GOAL OF THE EXERCISE:
Copy out the material below, changing every "pencil-smudge" to "graphite-mark" and leaving everything else unchanged.

(Collected data)
══════════════════════════════
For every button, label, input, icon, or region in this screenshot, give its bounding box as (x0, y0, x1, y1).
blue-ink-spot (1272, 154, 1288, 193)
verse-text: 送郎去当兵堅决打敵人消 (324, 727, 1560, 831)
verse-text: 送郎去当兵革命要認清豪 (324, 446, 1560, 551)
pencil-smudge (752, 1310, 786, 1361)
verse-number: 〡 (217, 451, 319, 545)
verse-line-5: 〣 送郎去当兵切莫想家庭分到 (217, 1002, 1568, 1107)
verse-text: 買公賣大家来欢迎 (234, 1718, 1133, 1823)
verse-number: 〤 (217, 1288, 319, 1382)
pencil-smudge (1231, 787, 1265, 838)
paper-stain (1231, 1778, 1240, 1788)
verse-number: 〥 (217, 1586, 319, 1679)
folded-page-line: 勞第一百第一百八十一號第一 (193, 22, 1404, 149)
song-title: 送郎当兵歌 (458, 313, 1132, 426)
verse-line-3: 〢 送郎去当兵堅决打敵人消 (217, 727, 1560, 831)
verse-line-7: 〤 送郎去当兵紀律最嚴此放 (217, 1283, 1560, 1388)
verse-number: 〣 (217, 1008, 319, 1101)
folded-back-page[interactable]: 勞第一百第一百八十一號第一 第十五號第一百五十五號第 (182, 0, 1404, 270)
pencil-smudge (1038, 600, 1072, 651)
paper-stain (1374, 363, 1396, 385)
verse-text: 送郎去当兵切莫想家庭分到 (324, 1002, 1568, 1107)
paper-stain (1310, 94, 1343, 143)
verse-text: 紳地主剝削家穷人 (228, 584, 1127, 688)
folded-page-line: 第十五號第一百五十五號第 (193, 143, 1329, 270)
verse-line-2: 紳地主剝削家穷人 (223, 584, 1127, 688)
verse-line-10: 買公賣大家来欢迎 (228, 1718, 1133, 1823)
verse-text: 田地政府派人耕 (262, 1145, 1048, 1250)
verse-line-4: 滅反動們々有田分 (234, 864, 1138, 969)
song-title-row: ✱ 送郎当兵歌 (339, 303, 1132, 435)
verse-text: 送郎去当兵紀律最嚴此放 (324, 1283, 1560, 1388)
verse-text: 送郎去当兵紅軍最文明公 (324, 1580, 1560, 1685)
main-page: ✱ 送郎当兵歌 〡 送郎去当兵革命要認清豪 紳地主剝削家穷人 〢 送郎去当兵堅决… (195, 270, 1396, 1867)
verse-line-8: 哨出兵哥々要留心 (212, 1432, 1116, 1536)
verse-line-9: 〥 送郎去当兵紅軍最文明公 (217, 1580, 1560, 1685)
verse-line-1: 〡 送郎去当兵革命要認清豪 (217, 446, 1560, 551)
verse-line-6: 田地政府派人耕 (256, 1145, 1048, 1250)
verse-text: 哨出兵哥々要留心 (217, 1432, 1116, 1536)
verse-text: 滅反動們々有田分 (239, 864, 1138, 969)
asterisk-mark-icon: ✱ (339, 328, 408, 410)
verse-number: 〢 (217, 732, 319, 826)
══════════════════════════════
WRITTEN SOLUTION:
For every button, label, input, icon, or region in this screenshot, give its bounding box as (x0, y0, x1, y1).
blue-ink-spot (1272, 154, 1288, 193)
verse-text: 送郎去当兵堅决打敵人消 (324, 727, 1560, 831)
verse-text: 送郎去当兵革命要認清豪 (324, 446, 1560, 551)
graphite-mark (752, 1310, 786, 1361)
verse-number: 〡 (217, 451, 319, 545)
verse-line-5: 〣 送郎去当兵切莫想家庭分到 (217, 1002, 1568, 1107)
verse-text: 買公賣大家来欢迎 (234, 1718, 1133, 1823)
verse-number: 〤 (217, 1288, 319, 1382)
graphite-mark (1231, 787, 1265, 838)
paper-stain (1231, 1778, 1240, 1788)
verse-number: 〥 (217, 1586, 319, 1679)
folded-page-line: 勞第一百第一百八十一號第一 (193, 22, 1404, 149)
song-title: 送郎当兵歌 (458, 313, 1132, 426)
verse-line-3: 〢 送郎去当兵堅决打敵人消 (217, 727, 1560, 831)
verse-line-7: 〤 送郎去当兵紀律最嚴此放 (217, 1283, 1560, 1388)
verse-number: 〣 (217, 1008, 319, 1101)
folded-back-page[interactable]: 勞第一百第一百八十一號第一 第十五號第一百五十五號第 (182, 0, 1404, 270)
graphite-mark (1038, 600, 1072, 651)
paper-stain (1374, 363, 1396, 385)
verse-text: 送郎去当兵切莫想家庭分到 (324, 1002, 1568, 1107)
paper-stain (1310, 94, 1343, 143)
verse-text: 紳地主剝削家穷人 (228, 584, 1127, 688)
folded-page-line: 第十五號第一百五十五號第 (193, 143, 1329, 270)
verse-line-2: 紳地主剝削家穷人 (223, 584, 1127, 688)
verse-line-10: 買公賣大家来欢迎 (228, 1718, 1133, 1823)
verse-text: 田地政府派人耕 (262, 1145, 1048, 1250)
verse-line-4: 滅反動們々有田分 (234, 864, 1138, 969)
song-title-row: ✱ 送郎当兵歌 (339, 303, 1132, 435)
verse-text: 送郎去当兵紀律最嚴此放 (324, 1283, 1560, 1388)
verse-text: 送郎去当兵紅軍最文明公 (324, 1580, 1560, 1685)
main-page: ✱ 送郎当兵歌 〡 送郎去当兵革命要認清豪 紳地主剝削家穷人 〢 送郎去当兵堅决… (195, 270, 1396, 1867)
verse-line-8: 哨出兵哥々要留心 (212, 1432, 1116, 1536)
verse-line-9: 〥 送郎去当兵紅軍最文明公 (217, 1580, 1560, 1685)
verse-line-1: 〡 送郎去当兵革命要認清豪 (217, 446, 1560, 551)
verse-line-6: 田地政府派人耕 (256, 1145, 1048, 1250)
verse-text: 哨出兵哥々要留心 (217, 1432, 1116, 1536)
verse-text: 滅反動們々有田分 (239, 864, 1138, 969)
asterisk-mark-icon: ✱ (339, 328, 408, 410)
verse-number: 〢 (217, 732, 319, 826)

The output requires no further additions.